— START Record excerpts —

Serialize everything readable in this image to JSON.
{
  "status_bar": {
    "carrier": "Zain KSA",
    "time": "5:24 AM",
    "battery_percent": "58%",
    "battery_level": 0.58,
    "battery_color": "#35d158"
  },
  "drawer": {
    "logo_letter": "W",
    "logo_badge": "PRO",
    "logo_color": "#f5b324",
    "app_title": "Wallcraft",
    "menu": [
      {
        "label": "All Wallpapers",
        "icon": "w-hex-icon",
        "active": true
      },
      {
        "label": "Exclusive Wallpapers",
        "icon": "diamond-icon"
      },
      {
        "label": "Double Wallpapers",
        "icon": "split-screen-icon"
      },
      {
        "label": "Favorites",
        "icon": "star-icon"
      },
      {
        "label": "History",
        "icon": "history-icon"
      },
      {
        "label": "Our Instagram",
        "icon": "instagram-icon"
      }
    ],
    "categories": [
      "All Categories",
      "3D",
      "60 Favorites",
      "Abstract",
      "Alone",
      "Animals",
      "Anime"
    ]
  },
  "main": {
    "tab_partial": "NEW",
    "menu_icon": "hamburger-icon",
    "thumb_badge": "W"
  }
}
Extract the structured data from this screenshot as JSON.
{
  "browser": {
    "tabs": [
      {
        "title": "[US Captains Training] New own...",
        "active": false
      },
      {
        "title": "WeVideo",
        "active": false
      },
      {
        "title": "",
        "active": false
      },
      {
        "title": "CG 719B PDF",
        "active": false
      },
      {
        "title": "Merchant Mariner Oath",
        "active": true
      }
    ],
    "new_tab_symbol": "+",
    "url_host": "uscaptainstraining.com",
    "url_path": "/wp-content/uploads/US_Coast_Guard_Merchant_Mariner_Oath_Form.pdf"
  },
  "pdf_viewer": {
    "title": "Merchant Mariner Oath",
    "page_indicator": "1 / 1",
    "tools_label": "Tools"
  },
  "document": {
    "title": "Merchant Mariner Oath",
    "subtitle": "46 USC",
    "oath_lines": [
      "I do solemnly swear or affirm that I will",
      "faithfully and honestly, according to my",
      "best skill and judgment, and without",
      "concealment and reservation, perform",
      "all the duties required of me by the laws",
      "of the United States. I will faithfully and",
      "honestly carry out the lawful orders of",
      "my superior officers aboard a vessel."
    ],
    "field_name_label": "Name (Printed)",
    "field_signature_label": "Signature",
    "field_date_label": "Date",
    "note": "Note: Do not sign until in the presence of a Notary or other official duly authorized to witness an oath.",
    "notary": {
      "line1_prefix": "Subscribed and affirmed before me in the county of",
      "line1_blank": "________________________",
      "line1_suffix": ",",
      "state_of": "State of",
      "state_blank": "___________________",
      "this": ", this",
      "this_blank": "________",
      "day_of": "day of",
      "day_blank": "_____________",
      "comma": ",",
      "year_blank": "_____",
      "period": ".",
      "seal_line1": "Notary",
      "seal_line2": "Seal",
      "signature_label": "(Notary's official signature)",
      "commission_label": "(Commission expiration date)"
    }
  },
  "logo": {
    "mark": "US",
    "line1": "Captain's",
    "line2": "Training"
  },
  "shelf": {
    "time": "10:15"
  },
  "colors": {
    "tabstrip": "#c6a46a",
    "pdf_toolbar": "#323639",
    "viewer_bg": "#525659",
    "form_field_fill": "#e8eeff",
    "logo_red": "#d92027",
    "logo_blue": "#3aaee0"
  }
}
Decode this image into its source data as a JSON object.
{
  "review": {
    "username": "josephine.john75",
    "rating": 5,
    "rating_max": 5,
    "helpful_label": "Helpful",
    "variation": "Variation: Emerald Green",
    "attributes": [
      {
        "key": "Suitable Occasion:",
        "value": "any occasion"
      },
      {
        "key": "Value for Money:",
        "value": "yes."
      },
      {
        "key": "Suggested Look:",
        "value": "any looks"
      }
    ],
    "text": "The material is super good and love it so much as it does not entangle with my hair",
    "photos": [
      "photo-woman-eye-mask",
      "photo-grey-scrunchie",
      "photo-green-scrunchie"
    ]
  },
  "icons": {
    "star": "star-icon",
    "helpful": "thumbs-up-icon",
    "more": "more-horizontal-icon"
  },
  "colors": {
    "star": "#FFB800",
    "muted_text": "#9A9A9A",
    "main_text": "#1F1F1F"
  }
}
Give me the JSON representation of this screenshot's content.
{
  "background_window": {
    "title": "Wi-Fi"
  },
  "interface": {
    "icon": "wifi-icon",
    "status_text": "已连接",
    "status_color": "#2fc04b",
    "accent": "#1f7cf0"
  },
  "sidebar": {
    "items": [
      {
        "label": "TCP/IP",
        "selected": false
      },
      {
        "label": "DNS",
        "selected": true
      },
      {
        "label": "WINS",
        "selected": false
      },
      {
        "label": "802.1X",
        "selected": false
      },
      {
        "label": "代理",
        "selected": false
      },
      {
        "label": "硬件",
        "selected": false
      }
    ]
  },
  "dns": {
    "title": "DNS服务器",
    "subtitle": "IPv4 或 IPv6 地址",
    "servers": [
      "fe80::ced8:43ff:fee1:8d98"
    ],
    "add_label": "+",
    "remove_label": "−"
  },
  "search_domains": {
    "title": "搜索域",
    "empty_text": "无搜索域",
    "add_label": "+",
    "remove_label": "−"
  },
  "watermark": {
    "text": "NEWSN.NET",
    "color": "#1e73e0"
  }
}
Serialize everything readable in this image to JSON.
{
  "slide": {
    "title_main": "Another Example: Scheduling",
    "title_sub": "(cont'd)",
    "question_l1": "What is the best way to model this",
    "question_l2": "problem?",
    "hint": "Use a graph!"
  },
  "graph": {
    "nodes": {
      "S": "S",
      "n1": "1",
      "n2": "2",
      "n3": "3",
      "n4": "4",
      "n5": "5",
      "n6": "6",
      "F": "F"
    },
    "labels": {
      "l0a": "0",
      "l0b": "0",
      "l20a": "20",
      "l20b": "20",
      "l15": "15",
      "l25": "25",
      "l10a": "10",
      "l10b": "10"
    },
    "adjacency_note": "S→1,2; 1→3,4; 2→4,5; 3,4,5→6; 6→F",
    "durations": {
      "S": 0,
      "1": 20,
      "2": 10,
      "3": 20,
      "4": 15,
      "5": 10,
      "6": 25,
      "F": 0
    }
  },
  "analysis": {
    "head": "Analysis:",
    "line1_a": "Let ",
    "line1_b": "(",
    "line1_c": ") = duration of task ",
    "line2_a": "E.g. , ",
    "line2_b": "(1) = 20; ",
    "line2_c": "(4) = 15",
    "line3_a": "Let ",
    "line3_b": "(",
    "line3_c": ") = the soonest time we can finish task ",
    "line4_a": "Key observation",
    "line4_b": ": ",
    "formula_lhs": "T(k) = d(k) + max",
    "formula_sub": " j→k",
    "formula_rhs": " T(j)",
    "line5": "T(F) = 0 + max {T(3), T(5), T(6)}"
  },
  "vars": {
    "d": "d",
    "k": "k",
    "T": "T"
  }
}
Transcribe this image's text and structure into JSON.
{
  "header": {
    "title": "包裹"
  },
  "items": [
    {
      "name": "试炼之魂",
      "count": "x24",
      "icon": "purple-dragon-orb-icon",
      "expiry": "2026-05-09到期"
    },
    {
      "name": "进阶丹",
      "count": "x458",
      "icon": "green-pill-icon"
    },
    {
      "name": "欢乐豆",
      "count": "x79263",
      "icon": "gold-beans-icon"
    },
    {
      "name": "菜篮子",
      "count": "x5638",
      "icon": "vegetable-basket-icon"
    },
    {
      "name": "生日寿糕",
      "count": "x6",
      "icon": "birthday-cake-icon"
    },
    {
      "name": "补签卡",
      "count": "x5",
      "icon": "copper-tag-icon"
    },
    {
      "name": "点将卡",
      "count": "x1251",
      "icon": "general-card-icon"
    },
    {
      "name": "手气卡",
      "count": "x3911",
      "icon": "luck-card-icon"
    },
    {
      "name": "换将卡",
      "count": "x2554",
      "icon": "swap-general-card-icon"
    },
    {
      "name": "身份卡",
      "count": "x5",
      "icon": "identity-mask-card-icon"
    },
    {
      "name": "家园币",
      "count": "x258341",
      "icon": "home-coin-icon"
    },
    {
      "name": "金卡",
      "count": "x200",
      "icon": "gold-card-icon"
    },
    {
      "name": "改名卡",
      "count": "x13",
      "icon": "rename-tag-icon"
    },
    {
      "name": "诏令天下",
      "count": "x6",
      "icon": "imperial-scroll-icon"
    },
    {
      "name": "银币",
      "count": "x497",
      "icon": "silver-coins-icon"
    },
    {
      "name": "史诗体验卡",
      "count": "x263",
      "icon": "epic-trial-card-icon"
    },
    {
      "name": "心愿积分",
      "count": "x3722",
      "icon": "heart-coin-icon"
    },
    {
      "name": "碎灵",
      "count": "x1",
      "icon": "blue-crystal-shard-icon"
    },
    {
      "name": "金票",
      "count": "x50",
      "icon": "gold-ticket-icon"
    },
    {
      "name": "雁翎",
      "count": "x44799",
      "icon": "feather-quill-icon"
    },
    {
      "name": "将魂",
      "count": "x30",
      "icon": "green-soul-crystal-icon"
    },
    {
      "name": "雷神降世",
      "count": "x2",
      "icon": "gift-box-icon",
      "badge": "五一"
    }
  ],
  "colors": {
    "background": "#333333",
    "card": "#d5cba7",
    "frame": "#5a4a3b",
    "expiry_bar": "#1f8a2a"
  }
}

— END Record excerpts —

Aim: Copy, from the material above, each line in which the string "content" occurs.

Completed task:
    "url_path": "/wp-content/uploads/US_Coast_Guard_Merchant_Mariner_Oath_Form.pdf"
Give me the JSON representation of this screenshot's content.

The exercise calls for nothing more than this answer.